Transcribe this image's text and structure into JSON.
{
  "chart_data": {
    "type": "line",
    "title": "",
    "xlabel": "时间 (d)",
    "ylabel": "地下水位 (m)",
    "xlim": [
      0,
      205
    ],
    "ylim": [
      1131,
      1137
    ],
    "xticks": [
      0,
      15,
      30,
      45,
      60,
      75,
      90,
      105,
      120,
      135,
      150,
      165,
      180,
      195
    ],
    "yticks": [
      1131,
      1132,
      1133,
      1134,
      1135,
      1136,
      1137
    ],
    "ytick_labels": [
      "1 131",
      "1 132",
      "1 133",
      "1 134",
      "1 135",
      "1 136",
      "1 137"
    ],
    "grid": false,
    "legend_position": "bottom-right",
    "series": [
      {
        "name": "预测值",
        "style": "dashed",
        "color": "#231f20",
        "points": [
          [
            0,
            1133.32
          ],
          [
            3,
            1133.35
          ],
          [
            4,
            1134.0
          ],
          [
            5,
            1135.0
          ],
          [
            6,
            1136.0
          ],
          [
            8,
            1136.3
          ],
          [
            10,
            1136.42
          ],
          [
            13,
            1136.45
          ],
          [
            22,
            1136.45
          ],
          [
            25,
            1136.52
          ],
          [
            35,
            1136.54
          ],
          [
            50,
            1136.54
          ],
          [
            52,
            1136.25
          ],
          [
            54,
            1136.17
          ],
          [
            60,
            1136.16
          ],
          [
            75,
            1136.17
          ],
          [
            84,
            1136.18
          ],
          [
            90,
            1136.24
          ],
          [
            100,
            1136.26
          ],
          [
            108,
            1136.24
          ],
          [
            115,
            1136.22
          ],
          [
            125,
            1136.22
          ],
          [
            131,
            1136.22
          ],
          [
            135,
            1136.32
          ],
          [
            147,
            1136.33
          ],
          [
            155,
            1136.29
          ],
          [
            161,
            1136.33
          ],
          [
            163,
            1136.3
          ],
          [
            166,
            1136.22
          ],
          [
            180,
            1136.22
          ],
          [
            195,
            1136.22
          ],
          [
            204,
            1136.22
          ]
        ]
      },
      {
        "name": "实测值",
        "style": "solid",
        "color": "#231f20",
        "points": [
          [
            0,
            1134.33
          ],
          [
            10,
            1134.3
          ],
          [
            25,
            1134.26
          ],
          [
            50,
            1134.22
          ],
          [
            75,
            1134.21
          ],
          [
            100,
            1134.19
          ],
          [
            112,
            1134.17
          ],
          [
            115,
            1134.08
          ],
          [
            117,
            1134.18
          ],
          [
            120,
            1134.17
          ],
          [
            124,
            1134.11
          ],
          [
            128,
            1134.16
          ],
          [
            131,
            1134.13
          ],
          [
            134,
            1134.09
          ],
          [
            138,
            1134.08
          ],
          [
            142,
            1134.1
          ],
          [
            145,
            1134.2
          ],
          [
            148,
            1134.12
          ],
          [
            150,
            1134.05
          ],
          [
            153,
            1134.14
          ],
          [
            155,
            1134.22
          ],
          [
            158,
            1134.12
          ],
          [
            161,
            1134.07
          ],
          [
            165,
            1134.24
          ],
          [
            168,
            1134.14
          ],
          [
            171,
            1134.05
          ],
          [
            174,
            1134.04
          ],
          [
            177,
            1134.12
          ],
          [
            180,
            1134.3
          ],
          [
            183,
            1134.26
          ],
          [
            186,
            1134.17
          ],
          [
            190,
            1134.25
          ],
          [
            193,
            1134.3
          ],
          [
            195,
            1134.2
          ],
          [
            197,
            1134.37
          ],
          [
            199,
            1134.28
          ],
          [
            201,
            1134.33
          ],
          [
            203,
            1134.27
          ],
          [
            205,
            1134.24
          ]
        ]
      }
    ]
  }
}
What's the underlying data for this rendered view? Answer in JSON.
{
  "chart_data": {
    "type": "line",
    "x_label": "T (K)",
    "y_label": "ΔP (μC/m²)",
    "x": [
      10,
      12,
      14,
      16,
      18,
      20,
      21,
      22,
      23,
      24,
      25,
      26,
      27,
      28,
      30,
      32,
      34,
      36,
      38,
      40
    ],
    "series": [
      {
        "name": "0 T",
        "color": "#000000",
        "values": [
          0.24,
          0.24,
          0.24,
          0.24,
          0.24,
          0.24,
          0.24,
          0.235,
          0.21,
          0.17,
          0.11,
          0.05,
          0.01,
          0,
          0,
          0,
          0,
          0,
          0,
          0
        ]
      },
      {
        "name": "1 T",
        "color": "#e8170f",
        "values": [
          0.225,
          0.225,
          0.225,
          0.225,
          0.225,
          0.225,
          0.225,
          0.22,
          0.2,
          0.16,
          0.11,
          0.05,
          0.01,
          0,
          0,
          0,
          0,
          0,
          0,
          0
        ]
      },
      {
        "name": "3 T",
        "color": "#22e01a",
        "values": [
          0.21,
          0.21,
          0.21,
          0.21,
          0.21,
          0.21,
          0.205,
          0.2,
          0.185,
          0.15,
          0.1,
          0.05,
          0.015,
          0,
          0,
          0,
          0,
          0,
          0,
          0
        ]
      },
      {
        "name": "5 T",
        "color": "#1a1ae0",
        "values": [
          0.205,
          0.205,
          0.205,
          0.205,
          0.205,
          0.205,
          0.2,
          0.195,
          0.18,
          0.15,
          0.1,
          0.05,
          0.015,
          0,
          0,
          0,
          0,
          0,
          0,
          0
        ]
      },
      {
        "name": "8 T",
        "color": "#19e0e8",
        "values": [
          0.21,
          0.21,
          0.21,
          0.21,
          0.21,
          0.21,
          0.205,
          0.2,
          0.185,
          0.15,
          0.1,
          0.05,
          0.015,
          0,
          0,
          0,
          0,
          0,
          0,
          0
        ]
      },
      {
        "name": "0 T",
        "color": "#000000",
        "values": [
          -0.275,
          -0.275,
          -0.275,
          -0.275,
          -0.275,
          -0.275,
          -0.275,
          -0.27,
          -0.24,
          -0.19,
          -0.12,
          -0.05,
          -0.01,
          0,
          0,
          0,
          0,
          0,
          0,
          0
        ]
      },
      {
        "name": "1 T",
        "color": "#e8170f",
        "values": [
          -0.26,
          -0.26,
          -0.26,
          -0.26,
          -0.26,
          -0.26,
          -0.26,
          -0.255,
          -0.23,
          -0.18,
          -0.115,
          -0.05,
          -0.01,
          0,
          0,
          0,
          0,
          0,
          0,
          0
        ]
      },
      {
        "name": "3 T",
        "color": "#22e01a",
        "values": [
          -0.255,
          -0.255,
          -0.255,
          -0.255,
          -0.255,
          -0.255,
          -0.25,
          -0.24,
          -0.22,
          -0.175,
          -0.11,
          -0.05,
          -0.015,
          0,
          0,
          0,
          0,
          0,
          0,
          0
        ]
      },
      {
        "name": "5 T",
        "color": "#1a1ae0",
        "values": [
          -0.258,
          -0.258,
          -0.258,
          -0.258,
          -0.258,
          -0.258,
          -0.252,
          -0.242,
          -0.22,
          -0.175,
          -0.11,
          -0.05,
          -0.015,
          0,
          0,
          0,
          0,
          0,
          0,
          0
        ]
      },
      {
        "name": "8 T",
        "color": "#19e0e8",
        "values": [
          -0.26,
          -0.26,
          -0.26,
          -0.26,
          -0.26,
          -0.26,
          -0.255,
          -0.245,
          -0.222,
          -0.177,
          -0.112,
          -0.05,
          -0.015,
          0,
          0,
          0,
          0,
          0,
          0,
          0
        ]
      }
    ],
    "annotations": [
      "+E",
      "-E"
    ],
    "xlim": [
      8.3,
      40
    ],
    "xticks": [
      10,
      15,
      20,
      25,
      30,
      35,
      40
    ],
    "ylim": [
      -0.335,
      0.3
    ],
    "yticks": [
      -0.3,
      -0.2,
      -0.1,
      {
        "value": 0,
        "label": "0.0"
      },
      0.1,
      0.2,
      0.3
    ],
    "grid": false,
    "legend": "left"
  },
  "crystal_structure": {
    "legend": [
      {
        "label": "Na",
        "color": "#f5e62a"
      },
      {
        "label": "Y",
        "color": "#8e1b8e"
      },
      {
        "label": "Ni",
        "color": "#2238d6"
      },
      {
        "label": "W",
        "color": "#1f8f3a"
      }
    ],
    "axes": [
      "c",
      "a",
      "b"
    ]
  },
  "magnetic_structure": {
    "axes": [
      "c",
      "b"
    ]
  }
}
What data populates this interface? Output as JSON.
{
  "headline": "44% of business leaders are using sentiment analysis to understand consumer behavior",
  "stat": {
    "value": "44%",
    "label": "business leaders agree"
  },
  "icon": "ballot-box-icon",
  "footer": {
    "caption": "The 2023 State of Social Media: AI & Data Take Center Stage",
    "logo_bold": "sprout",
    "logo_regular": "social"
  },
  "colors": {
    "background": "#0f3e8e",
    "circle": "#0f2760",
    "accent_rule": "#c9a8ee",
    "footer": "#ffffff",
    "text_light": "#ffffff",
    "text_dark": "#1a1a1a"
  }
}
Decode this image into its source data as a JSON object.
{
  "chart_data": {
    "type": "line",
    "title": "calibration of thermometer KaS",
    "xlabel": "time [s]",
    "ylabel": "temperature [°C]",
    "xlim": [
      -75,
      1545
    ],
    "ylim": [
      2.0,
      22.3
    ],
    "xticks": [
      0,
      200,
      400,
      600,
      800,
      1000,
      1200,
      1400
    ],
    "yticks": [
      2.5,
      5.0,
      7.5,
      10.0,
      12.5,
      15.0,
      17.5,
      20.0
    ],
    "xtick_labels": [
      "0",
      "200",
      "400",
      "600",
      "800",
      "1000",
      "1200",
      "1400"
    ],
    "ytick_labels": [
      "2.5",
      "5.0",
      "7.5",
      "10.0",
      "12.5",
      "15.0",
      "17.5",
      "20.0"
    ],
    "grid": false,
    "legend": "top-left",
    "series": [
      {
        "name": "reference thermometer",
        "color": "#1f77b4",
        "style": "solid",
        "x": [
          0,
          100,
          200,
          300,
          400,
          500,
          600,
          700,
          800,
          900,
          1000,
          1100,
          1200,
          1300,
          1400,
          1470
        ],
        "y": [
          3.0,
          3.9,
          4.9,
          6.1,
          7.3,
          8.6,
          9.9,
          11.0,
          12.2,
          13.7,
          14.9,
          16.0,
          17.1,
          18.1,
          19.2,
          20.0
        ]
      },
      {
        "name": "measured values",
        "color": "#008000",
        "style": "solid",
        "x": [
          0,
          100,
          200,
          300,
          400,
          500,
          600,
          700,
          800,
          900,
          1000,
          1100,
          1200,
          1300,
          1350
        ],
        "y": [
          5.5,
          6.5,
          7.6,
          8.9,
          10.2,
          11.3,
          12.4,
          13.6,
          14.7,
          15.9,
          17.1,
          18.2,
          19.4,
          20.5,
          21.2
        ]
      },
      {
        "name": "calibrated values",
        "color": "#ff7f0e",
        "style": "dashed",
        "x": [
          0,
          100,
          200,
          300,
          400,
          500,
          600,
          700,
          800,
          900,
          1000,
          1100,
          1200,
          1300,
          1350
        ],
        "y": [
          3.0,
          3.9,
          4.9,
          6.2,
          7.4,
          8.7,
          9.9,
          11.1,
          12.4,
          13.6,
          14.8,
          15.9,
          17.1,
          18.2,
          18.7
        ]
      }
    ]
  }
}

■ Task goal:
Copy out every line in the entries above that holds "business".

■ Problem solution:
  "headline": "44% of business leaders are using sentiment analysis to understand consumer behavior",
    "label": "business leaders agree"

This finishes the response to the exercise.